データの先頭から「channel-tag: HTTP bbox=[573, 563, 623, 585]」を含む行まで、その行も含めて一字一句変えずに引用してもらえますか？

#### データ抜粋

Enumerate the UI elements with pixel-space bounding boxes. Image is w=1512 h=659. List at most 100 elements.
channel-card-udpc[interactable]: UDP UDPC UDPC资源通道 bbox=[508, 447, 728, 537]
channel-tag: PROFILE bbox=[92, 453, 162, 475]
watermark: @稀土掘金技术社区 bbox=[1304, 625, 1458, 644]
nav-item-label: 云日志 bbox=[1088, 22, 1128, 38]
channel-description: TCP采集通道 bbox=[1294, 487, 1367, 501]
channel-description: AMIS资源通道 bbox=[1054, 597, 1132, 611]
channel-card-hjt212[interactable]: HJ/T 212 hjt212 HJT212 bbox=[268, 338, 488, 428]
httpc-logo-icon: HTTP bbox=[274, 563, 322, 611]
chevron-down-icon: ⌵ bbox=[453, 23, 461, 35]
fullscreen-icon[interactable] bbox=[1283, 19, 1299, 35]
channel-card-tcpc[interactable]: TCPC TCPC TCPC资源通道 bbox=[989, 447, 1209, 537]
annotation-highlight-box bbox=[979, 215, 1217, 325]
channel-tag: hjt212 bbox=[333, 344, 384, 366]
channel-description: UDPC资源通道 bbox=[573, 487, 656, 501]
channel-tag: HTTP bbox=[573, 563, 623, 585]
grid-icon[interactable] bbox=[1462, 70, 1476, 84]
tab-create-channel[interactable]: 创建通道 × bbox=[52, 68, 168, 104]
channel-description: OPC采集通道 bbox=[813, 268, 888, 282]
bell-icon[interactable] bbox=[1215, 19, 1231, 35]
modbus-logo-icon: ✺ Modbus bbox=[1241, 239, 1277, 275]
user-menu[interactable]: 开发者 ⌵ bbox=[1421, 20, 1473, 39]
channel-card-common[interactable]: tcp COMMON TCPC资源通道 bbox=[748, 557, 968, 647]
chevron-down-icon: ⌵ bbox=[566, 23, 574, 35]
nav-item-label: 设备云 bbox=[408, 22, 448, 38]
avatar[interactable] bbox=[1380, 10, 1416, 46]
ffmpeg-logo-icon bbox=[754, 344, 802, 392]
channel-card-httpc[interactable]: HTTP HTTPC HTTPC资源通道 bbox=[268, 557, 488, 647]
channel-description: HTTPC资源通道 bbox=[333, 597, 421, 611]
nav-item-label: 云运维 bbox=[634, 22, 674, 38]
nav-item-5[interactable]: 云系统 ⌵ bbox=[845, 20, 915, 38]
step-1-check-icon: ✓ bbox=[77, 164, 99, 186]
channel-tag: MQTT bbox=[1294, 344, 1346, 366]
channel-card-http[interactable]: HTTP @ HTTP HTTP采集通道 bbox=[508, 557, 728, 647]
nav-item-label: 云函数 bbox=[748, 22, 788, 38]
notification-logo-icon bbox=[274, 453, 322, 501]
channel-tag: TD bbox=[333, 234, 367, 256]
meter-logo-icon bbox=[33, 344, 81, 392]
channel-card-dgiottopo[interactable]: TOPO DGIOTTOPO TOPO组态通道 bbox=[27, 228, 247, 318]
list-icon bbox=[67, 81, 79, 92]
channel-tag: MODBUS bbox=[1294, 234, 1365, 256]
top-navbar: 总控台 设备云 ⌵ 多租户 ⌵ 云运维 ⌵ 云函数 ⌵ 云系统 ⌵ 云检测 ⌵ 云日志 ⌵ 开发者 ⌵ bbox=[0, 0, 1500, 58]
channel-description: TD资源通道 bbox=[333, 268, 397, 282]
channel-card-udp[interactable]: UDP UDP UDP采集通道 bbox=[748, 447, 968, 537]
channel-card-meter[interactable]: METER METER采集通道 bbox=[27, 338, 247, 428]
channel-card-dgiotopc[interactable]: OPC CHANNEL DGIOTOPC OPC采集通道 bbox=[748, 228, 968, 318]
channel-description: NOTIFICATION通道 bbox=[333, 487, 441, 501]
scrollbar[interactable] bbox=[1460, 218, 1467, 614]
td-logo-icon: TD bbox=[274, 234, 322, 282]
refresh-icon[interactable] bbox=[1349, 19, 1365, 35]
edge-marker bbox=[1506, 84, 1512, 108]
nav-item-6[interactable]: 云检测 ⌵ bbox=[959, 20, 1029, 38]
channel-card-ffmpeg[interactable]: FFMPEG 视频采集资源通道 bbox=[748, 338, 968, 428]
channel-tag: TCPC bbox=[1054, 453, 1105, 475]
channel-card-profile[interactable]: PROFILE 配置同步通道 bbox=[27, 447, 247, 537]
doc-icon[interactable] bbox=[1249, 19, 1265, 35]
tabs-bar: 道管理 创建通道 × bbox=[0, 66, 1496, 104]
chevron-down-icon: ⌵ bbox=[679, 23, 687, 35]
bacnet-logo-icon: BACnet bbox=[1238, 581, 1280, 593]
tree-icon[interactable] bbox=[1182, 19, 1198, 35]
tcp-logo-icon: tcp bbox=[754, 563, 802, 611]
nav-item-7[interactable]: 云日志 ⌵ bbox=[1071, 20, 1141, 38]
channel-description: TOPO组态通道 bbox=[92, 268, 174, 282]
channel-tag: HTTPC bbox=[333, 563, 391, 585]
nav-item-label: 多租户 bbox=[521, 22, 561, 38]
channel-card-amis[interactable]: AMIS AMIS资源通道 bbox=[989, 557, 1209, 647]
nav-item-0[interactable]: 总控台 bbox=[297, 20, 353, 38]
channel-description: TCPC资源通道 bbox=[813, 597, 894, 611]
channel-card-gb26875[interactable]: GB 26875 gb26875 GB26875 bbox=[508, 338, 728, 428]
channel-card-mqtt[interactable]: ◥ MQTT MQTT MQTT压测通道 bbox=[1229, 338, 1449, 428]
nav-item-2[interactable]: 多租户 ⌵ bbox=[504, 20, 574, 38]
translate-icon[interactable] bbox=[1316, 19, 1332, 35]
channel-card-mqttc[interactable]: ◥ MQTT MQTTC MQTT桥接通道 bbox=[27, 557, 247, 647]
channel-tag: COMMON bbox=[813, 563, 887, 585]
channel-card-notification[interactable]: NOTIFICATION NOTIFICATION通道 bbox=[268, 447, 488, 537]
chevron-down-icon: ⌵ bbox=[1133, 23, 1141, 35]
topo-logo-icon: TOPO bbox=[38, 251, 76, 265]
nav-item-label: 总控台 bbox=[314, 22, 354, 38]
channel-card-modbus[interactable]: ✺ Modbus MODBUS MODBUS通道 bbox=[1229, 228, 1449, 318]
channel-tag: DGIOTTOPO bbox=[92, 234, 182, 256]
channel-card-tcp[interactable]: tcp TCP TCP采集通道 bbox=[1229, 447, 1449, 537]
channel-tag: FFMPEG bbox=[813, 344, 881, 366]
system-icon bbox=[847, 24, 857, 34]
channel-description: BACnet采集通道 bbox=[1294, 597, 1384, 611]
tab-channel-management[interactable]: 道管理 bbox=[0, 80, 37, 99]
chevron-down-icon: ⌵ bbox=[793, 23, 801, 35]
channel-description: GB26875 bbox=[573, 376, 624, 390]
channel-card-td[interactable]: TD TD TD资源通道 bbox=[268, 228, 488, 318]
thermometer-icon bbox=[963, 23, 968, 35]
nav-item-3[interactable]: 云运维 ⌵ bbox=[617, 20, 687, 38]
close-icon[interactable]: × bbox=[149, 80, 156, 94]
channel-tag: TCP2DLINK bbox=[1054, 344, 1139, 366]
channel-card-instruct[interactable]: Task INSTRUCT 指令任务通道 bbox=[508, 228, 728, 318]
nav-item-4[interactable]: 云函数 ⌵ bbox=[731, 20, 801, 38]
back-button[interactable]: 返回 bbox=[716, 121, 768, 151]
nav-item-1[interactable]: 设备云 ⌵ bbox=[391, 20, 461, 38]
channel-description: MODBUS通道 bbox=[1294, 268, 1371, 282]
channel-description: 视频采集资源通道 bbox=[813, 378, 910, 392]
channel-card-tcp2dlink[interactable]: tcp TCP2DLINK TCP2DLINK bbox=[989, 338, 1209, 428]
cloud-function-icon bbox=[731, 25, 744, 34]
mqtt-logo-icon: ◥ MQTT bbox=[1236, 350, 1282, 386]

########

- [解答]
Enumerate the UI elements with pixel-space bounding boxes. Image is w=1512 h=659. List at most 100 elements.
channel-card-udpc[interactable]: UDP UDPC UDPC资源通道 bbox=[508, 447, 728, 537]
channel-tag: PROFILE bbox=[92, 453, 162, 475]
watermark: @稀土掘金技术社区 bbox=[1304, 625, 1458, 644]
nav-item-label: 云日志 bbox=[1088, 22, 1128, 38]
channel-description: TCP采集通道 bbox=[1294, 487, 1367, 501]
channel-description: AMIS资源通道 bbox=[1054, 597, 1132, 611]
channel-card-hjt212[interactable]: HJ/T 212 hjt212 HJT212 bbox=[268, 338, 488, 428]
httpc-logo-icon: HTTP bbox=[274, 563, 322, 611]
chevron-down-icon: ⌵ bbox=[453, 23, 461, 35]
fullscreen-icon[interactable] bbox=[1283, 19, 1299, 35]
channel-card-tcpc[interactable]: TCPC TCPC TCPC资源通道 bbox=[989, 447, 1209, 537]
annotation-highlight-box bbox=[979, 215, 1217, 325]
channel-tag: hjt212 bbox=[333, 344, 384, 366]
channel-description: UDPC资源通道 bbox=[573, 487, 656, 501]
channel-tag: HTTP bbox=[573, 563, 623, 585]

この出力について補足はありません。